Stored items
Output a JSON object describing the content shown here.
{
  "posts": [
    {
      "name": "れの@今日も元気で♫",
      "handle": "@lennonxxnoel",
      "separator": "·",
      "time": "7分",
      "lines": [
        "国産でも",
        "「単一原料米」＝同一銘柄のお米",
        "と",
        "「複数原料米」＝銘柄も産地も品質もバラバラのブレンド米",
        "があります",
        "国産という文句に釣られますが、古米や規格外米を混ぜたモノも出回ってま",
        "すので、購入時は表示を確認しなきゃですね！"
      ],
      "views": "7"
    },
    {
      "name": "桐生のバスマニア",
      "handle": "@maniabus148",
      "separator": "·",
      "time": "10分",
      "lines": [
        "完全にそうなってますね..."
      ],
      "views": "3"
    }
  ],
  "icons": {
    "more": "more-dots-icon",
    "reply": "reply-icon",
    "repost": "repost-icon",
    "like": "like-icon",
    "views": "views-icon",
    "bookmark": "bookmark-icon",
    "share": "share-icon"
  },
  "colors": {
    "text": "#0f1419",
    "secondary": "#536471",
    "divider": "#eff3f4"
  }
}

WHAT IS NEEDED
Gather every line from the listing above in which the word "handle" appears.

EXERCISE RESULT
      "handle": "@lennonxxnoel",
      "handle": "@maniabus148",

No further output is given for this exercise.